*Given task*. Return the whole listing, line for line, without the pictures in it.

*Data to use*.
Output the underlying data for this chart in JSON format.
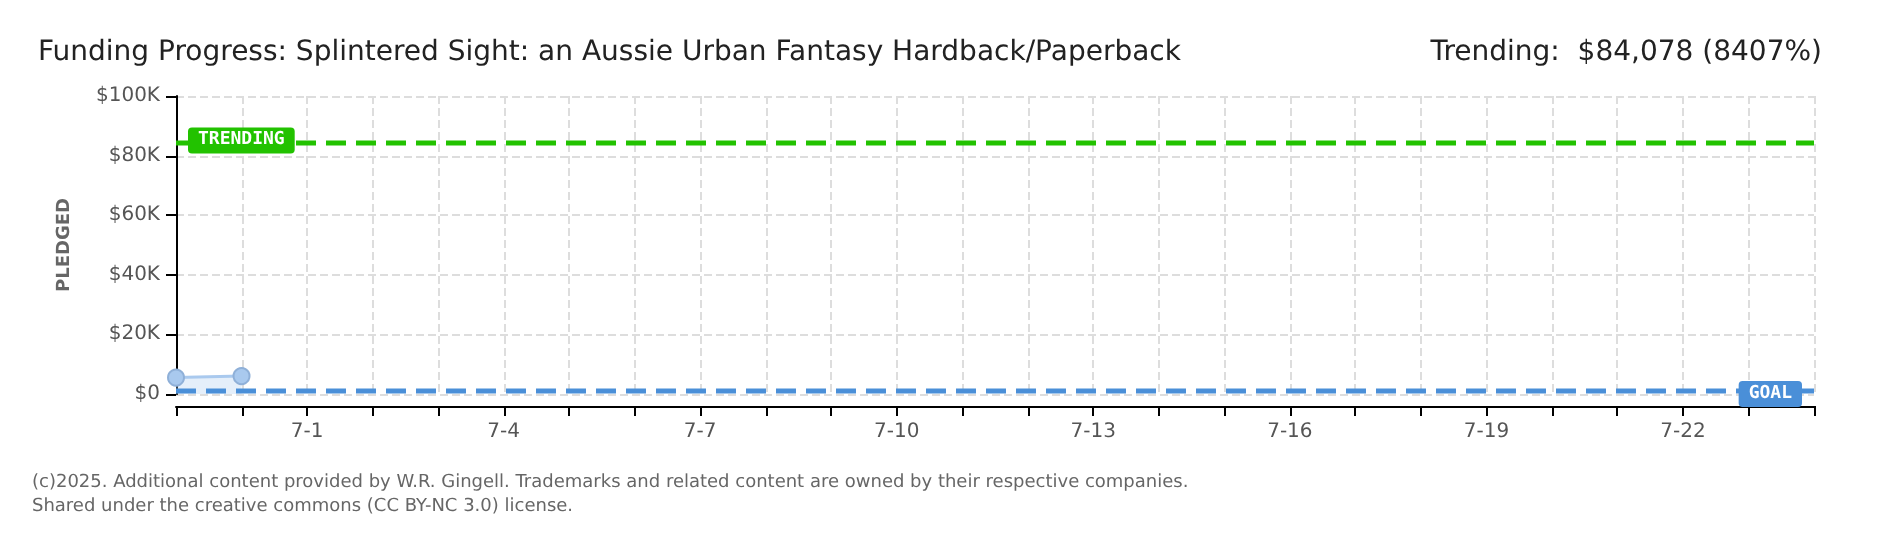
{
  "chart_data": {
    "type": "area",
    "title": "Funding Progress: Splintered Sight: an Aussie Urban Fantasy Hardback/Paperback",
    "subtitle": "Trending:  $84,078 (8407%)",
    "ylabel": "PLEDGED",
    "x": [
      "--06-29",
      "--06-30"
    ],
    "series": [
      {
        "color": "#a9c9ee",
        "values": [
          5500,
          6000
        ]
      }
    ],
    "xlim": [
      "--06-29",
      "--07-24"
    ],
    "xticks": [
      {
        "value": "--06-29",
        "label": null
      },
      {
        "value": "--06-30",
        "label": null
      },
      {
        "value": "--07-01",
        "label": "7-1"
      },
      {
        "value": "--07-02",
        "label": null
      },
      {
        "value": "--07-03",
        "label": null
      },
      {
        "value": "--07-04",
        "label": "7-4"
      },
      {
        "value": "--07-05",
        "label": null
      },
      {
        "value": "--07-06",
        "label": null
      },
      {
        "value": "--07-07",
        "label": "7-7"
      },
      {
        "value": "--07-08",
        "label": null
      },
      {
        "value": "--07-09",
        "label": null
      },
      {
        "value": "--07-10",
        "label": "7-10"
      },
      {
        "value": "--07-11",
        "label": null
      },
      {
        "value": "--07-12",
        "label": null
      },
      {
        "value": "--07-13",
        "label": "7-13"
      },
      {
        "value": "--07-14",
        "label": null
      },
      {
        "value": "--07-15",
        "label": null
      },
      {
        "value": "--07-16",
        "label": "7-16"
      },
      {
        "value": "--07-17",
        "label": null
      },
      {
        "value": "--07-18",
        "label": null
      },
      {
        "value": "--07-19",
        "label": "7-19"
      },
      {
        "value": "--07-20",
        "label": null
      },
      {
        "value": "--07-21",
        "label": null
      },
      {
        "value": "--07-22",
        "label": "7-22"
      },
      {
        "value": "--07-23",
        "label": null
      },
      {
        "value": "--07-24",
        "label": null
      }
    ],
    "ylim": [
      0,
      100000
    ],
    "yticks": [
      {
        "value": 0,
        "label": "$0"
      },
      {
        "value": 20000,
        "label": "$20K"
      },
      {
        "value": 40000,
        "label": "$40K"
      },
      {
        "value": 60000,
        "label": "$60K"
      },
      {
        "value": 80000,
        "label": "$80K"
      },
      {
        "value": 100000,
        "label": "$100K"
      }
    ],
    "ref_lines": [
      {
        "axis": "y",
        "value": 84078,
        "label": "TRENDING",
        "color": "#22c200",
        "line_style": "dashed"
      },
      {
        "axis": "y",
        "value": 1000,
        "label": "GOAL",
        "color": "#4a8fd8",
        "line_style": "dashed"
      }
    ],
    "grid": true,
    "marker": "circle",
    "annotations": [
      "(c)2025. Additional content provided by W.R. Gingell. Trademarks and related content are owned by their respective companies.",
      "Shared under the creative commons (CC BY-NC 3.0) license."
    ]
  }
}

*Response*.
Output the underlying data for this chart in JSON format.
{
  "chart_data": {
    "type": "area",
    "title": "Funding Progress: Splintered Sight: an Aussie Urban Fantasy Hardback/Paperback",
    "subtitle": "Trending:  $84,078 (8407%)",
    "ylabel": "PLEDGED",
    "x": [
      "--06-29",
      "--06-30"
    ],
    "series": [
      {
        "color": "#a9c9ee",
        "values": [
          5500,
          6000
        ]
      }
    ],
    "xlim": [
      "--06-29",
      "--07-24"
    ],
    "xticks": [
      {
        "value": "--06-29",
        "label": null
      },
      {
        "value": "--06-30",
        "label": null
      },
      {
        "value": "--07-01",
        "label": "7-1"
      },
      {
        "value": "--07-02",
        "label": null
      },
      {
        "value": "--07-03",
        "label": null
      },
      {
        "value": "--07-04",
        "label": "7-4"
      },
      {
        "value": "--07-05",
        "label": null
      },
      {
        "value": "--07-06",
        "label": null
      },
      {
        "value": "--07-07",
        "label": "7-7"
      },
      {
        "value": "--07-08",
        "label": null
      },
      {
        "value": "--07-09",
        "label": null
      },
      {
        "value": "--07-10",
        "label": "7-10"
      },
      {
        "value": "--07-11",
        "label": null
      },
      {
        "value": "--07-12",
        "label": null
      },
      {
        "value": "--07-13",
        "label": "7-13"
      },
      {
        "value": "--07-14",
        "label": null
      },
      {
        "value": "--07-15",
        "label": null
      },
      {
        "value": "--07-16",
        "label": "7-16"
      },
      {
        "value": "--07-17",
        "label": null
      },
      {
        "value": "--07-18",
        "label": null
      },
      {
        "value": "--07-19",
        "label": "7-19"
      },
      {
        "value": "--07-20",
        "label": null
      },
      {
        "value": "--07-21",
        "label": null
      },
      {
        "value": "--07-22",
        "label": "7-22"
      },
      {
        "value": "--07-23",
        "label": null
      },
      {
        "value": "--07-24",
        "label": null
      }
    ],
    "ylim": [
      0,
      100000
    ],
    "yticks": [
      {
        "value": 0,
        "label": "$0"
      },
      {
        "value": 20000,
        "label": "$20K"
      },
      {
        "value": 40000,
        "label": "$40K"
      },
      {
        "value": 60000,
        "label": "$60K"
      },
      {
        "value": 80000,
        "label": "$80K"
      },
      {
        "value": 100000,
        "label": "$100K"
      }
    ],
    "ref_lines": [
      {
        "axis": "y",
        "value": 84078,
        "label": "TRENDING",
        "color": "#22c200",
        "line_style": "dashed"
      },
      {
        "axis": "y",
        "value": 1000,
        "label": "GOAL",
        "color": "#4a8fd8",
        "line_style": "dashed"
      }
    ],
    "grid": true,
    "marker": "circle",
    "annotations": [
      "(c)2025. Additional content provided by W.R. Gingell. Trademarks and related content are owned by their respective companies.",
      "Shared under the creative commons (CC BY-NC 3.0) license."
    ]
  }
}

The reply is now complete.